- WORK TO COMPLETE
Each entry has to be copied exactly, with nothing missed.

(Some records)
....

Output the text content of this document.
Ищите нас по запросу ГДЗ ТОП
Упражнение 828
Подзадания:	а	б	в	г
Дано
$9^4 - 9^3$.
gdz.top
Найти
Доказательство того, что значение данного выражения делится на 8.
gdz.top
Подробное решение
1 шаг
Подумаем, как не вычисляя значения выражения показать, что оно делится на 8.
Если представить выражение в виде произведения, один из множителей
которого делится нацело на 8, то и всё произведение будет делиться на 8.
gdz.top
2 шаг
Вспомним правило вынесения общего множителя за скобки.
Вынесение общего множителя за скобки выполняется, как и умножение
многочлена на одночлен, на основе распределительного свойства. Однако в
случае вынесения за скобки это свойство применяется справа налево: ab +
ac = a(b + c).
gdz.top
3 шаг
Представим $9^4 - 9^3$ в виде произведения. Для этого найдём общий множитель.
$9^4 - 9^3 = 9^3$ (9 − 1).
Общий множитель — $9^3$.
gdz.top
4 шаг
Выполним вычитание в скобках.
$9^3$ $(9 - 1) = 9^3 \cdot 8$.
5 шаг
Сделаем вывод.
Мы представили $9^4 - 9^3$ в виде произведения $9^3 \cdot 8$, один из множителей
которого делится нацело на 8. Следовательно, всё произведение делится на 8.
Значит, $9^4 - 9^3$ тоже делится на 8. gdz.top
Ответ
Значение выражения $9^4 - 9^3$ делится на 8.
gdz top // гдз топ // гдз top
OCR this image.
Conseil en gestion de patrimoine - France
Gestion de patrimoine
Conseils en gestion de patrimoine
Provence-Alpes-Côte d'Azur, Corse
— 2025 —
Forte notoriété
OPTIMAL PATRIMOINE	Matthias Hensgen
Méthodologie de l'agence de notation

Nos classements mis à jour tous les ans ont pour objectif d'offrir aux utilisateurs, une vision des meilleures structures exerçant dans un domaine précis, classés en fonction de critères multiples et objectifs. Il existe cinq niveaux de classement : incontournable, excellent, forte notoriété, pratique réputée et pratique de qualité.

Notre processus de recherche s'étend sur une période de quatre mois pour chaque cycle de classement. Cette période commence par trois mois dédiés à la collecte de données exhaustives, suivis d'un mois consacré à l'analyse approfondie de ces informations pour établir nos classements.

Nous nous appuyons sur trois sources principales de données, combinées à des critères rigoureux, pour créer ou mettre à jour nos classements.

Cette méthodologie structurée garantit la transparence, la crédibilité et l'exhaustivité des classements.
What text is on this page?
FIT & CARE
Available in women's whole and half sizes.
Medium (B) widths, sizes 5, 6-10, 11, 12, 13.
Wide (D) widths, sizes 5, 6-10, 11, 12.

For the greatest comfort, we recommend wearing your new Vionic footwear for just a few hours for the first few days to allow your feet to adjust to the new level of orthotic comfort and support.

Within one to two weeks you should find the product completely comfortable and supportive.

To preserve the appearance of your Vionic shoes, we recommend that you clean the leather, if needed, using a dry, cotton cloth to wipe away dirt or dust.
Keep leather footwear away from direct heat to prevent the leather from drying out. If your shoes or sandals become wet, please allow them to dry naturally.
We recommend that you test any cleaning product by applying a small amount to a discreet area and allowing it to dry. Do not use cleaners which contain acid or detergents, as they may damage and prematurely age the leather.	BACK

....

- THE ANSWER
Output the text content of this document.
Ищите нас по запросу ГДЗ ТОП
Упражнение 828
Подзадания:	а	б	в	г
Дано
$9^4 - 9^3$.
gdz.top
Найти
Доказательство того, что значение данного выражения делится на 8.
gdz.top
Подробное решение
1 шаг
Подумаем, как не вычисляя значения выражения показать, что оно делится на 8.
Если представить выражение в виде произведения, один из множителей
которого делится нацело на 8, то и всё произведение будет делиться на 8.
gdz.top
2 шаг
Вспомним правило вынесения общего множителя за скобки.
Вынесение общего множителя за скобки выполняется, как и умножение
многочлена на одночлен, на основе распределительного свойства. Однако в
случае вынесения за скобки это свойство применяется справа налево: ab +
ac = a(b + c).
gdz.top
3 шаг
Представим $9^4 - 9^3$ в виде произведения. Для этого найдём общий множитель.
$9^4 - 9^3 = 9^3$ (9 − 1).
Общий множитель — $9^3$.
gdz.top
4 шаг
Выполним вычитание в скобках.
$9^3$ $(9 - 1) = 9^3 \cdot 8$.
5 шаг
Сделаем вывод.
Мы представили $9^4 - 9^3$ в виде произведения $9^3 \cdot 8$, один из множителей
которого делится нацело на 8. Следовательно, всё произведение делится на 8.
Значит, $9^4 - 9^3$ тоже делится на 8. gdz.top
Ответ
Значение выражения $9^4 - 9^3$ делится на 8.
gdz top // гдз топ // гдз top
OCR this image.
Conseil en gestion de patrimoine - France
Gestion de patrimoine
Conseils en gestion de patrimoine
Provence-Alpes-Côte d'Azur, Corse
— 2025 —
Forte notoriété
OPTIMAL PATRIMOINE	Matthias Hensgen
Méthodologie de l'agence de notation

Nos classements mis à jour tous les ans ont pour objectif d'offrir aux utilisateurs, une vision des meilleures structures exerçant dans un domaine précis, classés en fonction de critères multiples et objectifs. Il existe cinq niveaux de classement : incontournable, excellent, forte notoriété, pratique réputée et pratique de qualité.

Notre processus de recherche s'étend sur une période de quatre mois pour chaque cycle de classement. Cette période commence par trois mois dédiés à la collecte de données exhaustives, suivis d'un mois consacré à l'analyse approfondie de ces informations pour établir nos classements.

Nous nous appuyons sur trois sources principales de données, combinées à des critères rigoureux, pour créer ou mettre à jour nos classements.

Cette méthodologie structurée garantit la transparence, la crédibilité et l'exhaustivité des classements.
What text is on this page?
FIT & CARE
Available in women's whole and half sizes.
Medium (B) widths, sizes 5, 6-10, 11, 12, 13.
Wide (D) widths, sizes 5, 6-10, 11, 12.

For the greatest comfort, we recommend wearing your new Vionic footwear for just a few hours for the first few days to allow your feet to adjust to the new level of orthotic comfort and support.

Within one to two weeks you should find the product completely comfortable and supportive.

To preserve the appearance of your Vionic shoes, we recommend that you clean the leather, if needed, using a dry, cotton cloth to wipe away dirt or dust.
Keep leather footwear away from direct heat to prevent the leather from drying out. If your shoes or sandals become wet, please allow them to dry naturally.
We recommend that you test any cleaning product by applying a small amount to a discreet area and allowing it to dry. Do not use cleaners which contain acid or detergents, as they may damage and prematurely age the leather.	BACK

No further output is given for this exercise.